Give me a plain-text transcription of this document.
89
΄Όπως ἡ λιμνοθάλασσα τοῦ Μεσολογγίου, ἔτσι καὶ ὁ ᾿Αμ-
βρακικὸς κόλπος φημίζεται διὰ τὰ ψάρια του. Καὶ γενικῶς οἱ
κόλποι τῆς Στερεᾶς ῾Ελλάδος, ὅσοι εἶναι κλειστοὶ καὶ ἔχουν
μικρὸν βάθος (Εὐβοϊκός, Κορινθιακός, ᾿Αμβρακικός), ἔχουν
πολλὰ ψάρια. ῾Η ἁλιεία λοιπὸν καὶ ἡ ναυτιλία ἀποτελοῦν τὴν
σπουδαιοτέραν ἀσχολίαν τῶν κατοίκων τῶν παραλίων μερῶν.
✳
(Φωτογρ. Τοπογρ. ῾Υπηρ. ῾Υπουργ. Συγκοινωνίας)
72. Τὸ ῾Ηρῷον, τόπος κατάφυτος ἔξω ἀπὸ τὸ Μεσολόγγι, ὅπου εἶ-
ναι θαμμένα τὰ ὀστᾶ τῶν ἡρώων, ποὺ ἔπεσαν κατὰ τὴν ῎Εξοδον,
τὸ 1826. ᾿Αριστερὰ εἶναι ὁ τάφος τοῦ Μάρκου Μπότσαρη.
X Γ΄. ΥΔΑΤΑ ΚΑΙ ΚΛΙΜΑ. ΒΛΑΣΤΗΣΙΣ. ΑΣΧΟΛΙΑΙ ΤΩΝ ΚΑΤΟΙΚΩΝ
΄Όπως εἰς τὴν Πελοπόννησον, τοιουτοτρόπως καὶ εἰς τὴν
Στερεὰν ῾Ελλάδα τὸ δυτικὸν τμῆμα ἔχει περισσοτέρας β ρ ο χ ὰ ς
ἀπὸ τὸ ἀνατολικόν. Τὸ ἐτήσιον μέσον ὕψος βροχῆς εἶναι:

--------

### Exercise goal
Pull out all lines from the entries above that include the word "Όπως".

### Result for this exercise
΄Όπως ἡ λιμνοθάλασσα τοῦ Μεσολογγίου, ἔτσι καὶ ὁ ᾿Αμ-
΄Όπως εἰς τὴν Πελοπόννησον, τοιουτοτρόπως καὶ εἰς τὴν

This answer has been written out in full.